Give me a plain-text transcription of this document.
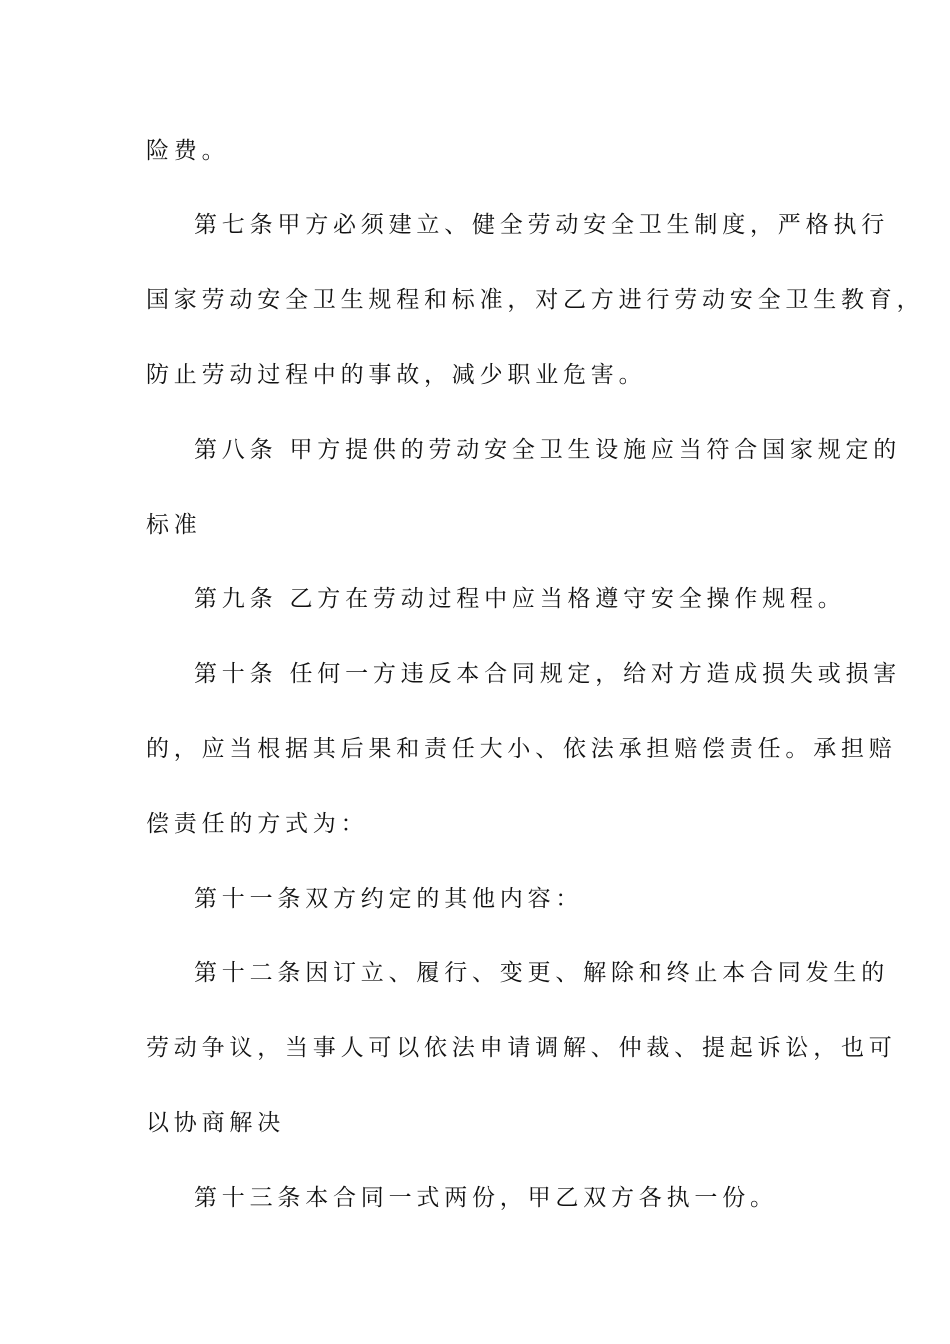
险费。
第七条甲方必须建立、健全劳动安全卫生制度，严格执行
国家劳动安全卫生规程和标准，对乙方进行劳动安全卫生教育，
防止劳动过程中的事故，减少职业危害。
第八条 甲方提供的劳动安全卫生设施应当符合国家规定的
标准
第九条 乙方在劳动过程中应当格遵守安全操作规程。
第十条 任何一方违反本合同规定，给对方造成损失或损害
的，应当根据其后果和责任大小、依法承担赔偿责任。承担赔
偿责任的方式为：
第十一条双方约定的其他内容：
第十二条因订立、履行、变更、解除和终止本合同发生的
劳动争议，当事人可以依法申请调解、仲裁、提起诉讼，也可
以协商解决
第十三条本合同一式两份，甲乙双方各执一份。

____________

**Aim of the task**
Your copy should hold every record word for word and none of the pictures.

**Response below**
Give me a plain-text transcription of this document.
险费。
第七条甲方必须建立、健全劳动安全卫生制度，严格执行
国家劳动安全卫生规程和标准，对乙方进行劳动安全卫生教育，
防止劳动过程中的事故，减少职业危害。
第八条 甲方提供的劳动安全卫生设施应当符合国家规定的
标准
第九条 乙方在劳动过程中应当格遵守安全操作规程。
第十条 任何一方违反本合同规定，给对方造成损失或损害
的，应当根据其后果和责任大小、依法承担赔偿责任。承担赔
偿责任的方式为：
第十一条双方约定的其他内容：
第十二条因订立、履行、变更、解除和终止本合同发生的
劳动争议，当事人可以依法申请调解、仲裁、提起诉讼，也可
以协商解决
第十三条本合同一式两份，甲乙双方各执一份。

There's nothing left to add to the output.